Exercise: Find and copy each line of the records where the string "subtitle" shows up.

Data excerpts:
##############################
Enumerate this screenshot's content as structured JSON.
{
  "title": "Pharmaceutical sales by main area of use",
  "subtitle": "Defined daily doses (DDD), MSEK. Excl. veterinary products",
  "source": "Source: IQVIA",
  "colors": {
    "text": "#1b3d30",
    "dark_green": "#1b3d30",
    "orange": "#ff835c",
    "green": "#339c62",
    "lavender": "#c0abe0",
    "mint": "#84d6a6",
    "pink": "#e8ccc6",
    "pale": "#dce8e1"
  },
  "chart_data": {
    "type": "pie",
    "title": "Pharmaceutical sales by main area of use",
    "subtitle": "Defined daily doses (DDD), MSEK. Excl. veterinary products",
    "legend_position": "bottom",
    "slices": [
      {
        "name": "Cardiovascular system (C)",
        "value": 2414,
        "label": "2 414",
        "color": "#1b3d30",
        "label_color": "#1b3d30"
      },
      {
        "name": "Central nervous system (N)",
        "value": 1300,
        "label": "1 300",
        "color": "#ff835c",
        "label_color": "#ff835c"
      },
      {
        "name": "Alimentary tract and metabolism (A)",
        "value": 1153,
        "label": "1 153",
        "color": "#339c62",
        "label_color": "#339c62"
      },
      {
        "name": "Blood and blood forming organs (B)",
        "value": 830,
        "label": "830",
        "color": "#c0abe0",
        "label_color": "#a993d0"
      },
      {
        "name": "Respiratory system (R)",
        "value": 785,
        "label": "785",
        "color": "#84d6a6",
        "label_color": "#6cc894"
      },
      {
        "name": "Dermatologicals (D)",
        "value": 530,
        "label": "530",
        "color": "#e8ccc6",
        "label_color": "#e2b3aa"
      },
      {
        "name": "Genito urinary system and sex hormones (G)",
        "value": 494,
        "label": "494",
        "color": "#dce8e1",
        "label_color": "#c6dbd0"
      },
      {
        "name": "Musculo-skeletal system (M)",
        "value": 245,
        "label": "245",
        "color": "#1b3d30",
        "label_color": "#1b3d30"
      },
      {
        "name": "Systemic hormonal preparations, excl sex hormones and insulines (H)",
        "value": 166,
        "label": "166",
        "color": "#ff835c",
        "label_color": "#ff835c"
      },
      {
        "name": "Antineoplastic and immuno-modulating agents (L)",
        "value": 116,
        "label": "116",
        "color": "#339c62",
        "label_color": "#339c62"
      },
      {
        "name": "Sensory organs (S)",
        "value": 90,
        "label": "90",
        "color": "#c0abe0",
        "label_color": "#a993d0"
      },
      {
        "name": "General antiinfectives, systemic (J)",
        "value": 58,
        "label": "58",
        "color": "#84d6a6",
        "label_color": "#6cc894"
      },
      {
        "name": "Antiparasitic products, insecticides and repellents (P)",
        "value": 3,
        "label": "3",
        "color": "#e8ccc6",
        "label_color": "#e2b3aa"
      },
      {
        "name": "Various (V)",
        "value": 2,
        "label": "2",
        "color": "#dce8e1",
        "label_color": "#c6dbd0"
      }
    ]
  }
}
##############################
Complete response:
  "subtitle": "Defined daily doses (DDD), MSEK. Excl. veterinary products",
    "subtitle": "Defined daily doses (DDD), MSEK. Excl. veterinary products",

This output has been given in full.